- [The problem]: Search the material below for the string "Hibernate" and list each line that holds it.

**** Entries provided ****

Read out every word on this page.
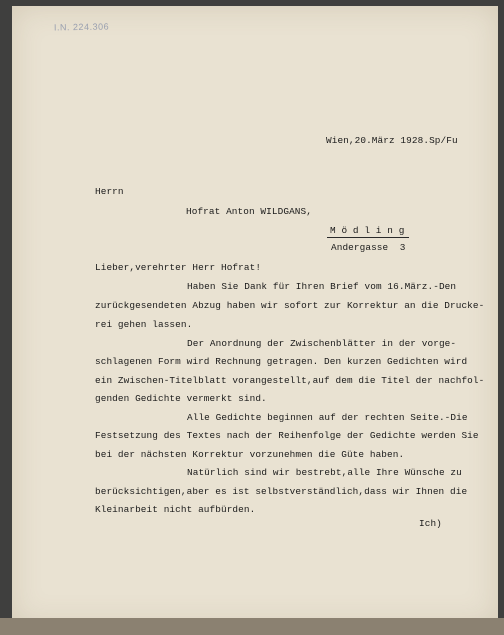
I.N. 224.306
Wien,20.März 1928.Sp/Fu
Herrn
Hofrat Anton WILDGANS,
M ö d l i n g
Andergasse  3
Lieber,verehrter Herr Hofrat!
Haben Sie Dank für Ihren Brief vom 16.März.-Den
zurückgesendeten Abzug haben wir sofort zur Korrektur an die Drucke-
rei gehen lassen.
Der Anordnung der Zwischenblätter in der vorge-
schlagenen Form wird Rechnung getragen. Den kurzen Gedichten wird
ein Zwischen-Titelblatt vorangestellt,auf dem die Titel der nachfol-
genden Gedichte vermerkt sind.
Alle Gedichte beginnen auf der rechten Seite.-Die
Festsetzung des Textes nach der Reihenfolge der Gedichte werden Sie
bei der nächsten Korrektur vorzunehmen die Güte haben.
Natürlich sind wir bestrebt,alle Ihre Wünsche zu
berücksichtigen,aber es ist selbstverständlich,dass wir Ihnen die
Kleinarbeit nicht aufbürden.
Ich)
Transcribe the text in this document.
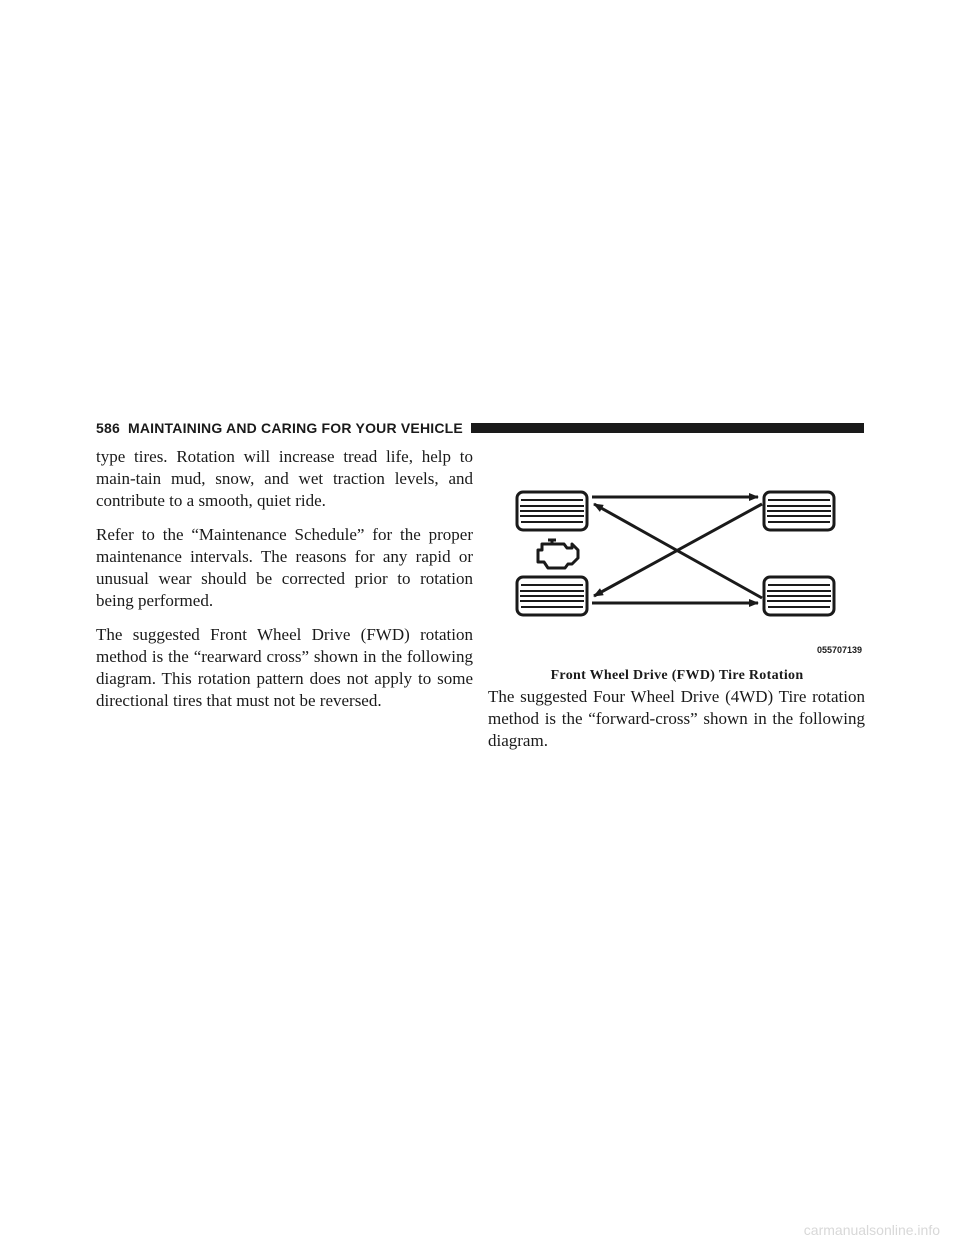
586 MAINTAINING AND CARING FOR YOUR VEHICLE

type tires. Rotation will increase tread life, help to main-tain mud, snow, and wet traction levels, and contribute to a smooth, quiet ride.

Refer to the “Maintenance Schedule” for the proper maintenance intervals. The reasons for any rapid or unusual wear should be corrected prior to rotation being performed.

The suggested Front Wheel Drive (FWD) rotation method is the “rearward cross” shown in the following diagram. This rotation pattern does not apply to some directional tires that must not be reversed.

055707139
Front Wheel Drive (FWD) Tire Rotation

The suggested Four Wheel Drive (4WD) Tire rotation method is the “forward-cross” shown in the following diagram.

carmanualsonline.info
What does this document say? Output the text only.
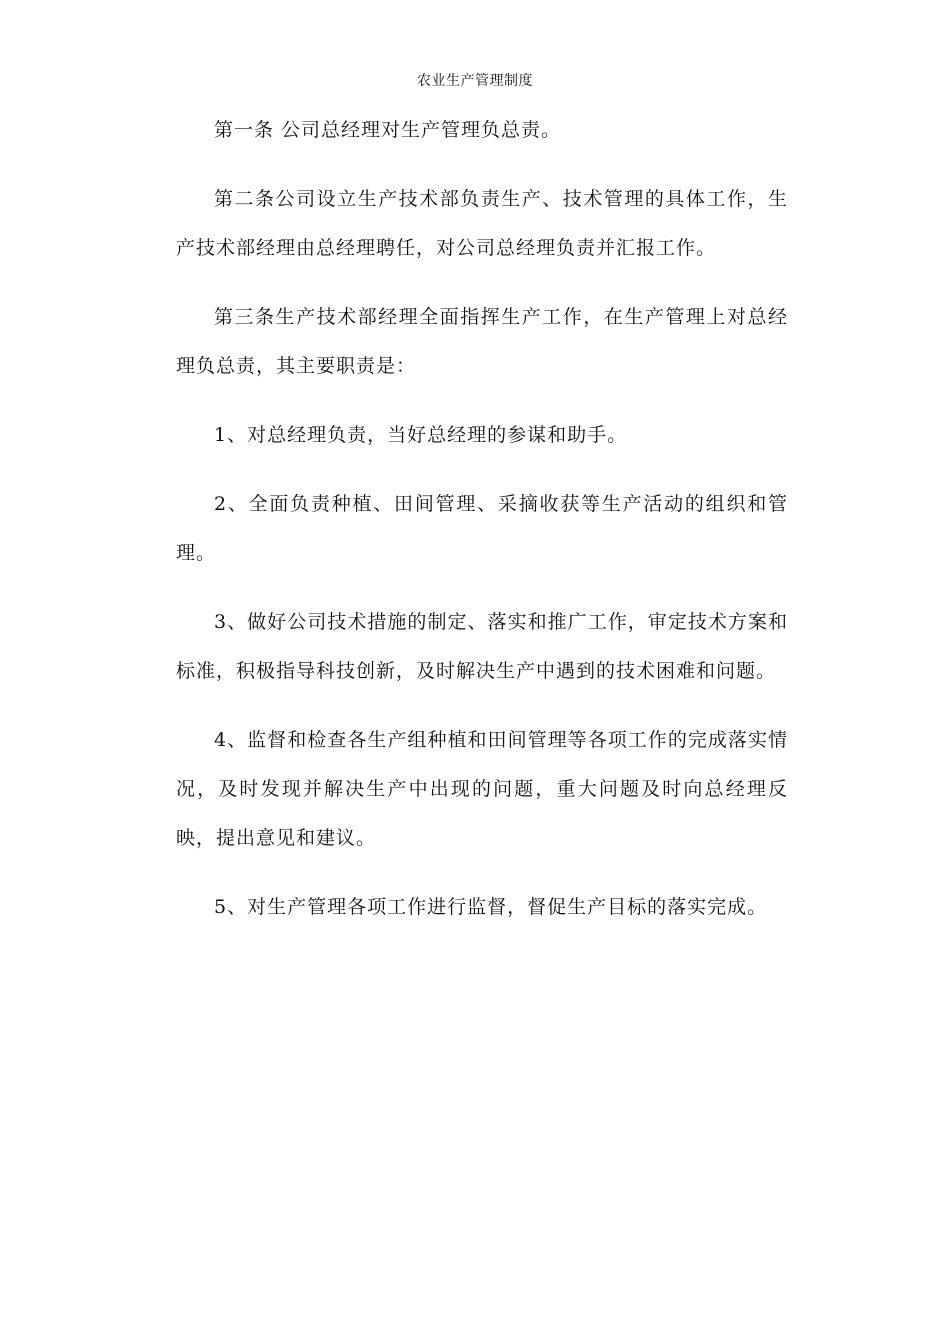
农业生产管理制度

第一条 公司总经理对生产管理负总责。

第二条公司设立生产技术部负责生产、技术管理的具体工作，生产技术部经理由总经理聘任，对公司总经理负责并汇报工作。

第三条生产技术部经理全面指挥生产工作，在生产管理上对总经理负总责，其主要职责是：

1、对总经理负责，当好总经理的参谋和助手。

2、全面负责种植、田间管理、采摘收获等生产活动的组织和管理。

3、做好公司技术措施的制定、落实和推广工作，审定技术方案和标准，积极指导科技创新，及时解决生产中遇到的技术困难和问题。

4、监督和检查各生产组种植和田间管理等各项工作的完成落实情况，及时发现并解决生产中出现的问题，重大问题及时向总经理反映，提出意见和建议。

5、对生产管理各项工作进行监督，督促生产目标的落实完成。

****
**** Entries provided ****

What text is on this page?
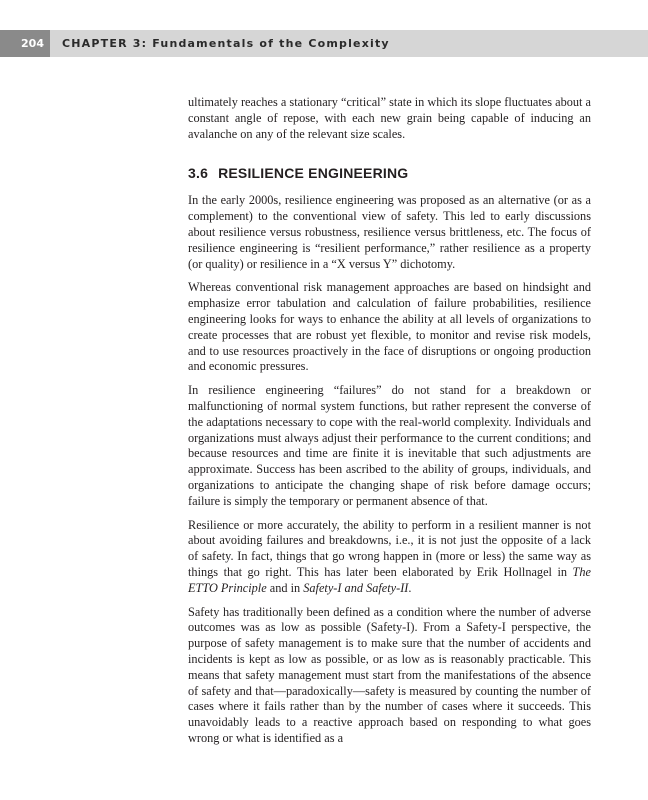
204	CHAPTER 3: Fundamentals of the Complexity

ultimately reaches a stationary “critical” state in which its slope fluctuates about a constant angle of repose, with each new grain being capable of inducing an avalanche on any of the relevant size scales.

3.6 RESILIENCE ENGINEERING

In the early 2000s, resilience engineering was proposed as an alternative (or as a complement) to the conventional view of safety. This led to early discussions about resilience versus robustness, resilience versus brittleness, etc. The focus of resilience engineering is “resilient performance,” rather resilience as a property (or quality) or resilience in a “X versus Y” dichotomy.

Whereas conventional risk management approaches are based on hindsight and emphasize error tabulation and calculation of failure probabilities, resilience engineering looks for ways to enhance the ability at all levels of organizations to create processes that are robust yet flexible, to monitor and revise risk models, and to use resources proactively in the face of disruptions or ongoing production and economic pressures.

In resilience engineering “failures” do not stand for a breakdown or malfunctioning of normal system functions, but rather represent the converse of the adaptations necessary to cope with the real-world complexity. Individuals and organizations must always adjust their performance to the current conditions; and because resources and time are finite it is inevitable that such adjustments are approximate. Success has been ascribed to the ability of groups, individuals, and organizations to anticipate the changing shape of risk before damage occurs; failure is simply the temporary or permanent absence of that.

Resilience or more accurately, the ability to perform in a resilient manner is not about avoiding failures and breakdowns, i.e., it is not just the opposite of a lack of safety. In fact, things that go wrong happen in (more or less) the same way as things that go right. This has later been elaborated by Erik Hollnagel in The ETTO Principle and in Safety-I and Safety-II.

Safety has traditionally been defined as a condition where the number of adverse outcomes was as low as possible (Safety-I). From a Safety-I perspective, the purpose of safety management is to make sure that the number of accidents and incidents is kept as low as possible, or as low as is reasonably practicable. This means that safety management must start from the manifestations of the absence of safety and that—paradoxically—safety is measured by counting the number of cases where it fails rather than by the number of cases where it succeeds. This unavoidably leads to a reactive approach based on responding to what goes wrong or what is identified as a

****
**** Entries provided ****

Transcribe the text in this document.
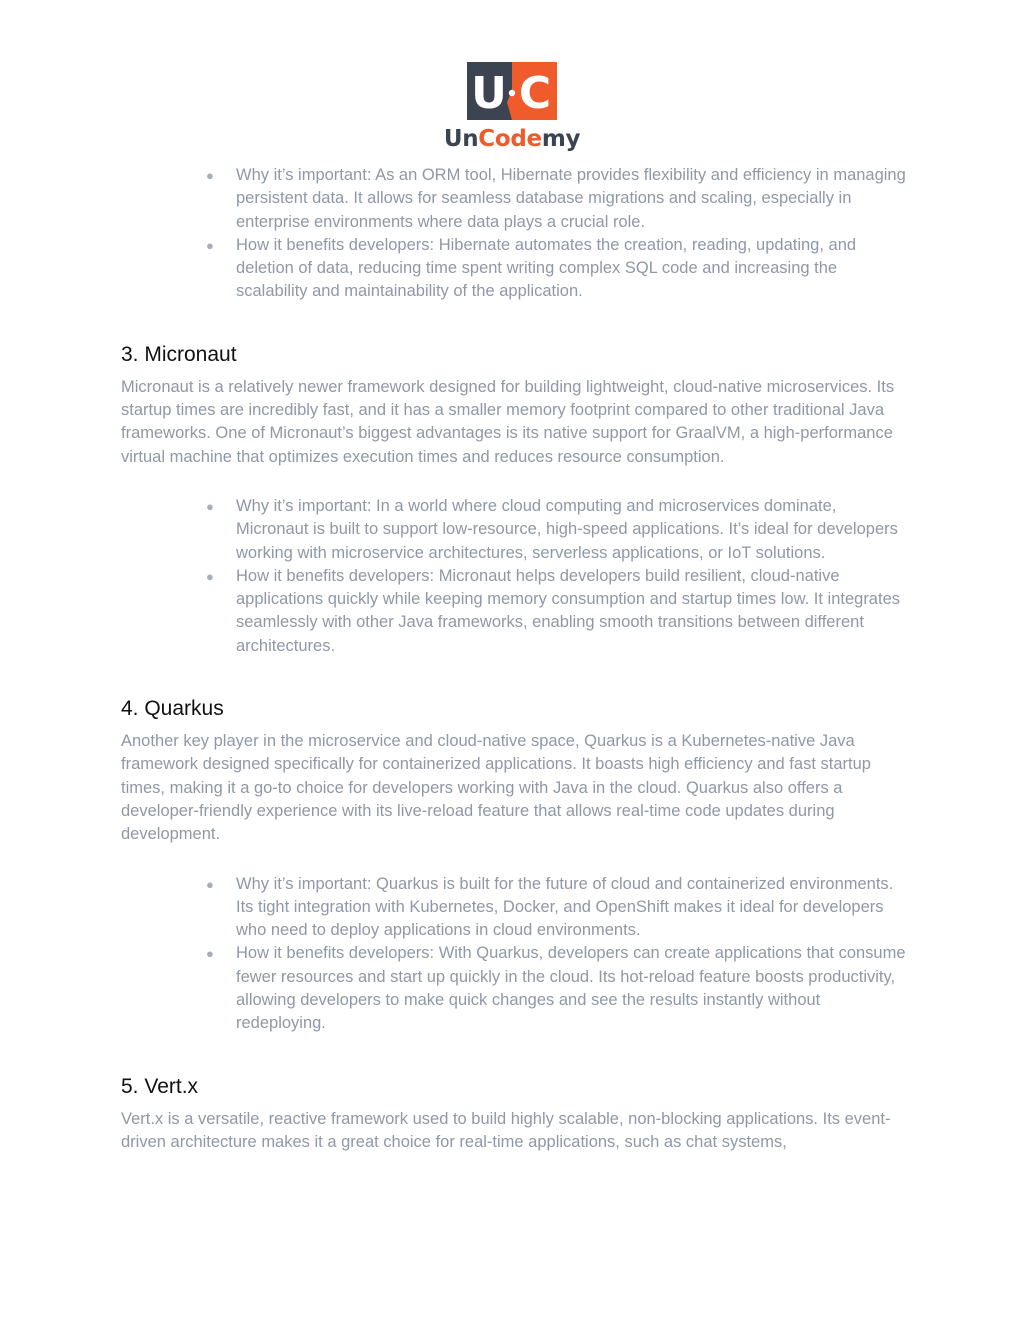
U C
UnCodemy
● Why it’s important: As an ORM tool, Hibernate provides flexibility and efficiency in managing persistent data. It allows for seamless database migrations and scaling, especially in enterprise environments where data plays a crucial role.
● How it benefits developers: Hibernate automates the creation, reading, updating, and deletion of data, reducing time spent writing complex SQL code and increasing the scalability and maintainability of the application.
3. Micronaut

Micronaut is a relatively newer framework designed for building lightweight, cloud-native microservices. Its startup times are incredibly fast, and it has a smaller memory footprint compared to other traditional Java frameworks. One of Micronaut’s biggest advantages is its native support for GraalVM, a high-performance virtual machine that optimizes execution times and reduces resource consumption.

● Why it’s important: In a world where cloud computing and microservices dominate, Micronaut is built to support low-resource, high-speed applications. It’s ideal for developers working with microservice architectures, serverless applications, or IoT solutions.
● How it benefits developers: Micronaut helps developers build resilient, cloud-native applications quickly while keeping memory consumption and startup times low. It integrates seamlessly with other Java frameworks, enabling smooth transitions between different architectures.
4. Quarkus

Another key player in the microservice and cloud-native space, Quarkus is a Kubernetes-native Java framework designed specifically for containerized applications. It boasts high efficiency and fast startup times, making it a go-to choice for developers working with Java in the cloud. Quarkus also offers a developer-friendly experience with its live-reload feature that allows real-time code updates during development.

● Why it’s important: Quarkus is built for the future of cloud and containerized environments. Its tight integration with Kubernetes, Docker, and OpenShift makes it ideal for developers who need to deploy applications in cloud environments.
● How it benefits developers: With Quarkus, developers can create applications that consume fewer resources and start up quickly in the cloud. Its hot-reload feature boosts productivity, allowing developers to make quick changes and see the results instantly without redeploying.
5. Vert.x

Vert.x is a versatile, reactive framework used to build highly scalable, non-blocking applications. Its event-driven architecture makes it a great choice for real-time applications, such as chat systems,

****

- [Worked solution]:
● Why it’s important: As an ORM tool, Hibernate provides flexibility and efficiency in managing persistent data. It allows for seamless database migrations and scaling, especially in enterprise environments where data plays a crucial role.
● How it benefits developers: Hibernate automates the creation, reading, updating, and deletion of data, reducing time spent writing complex SQL code and increasing the scalability and maintainability of the application.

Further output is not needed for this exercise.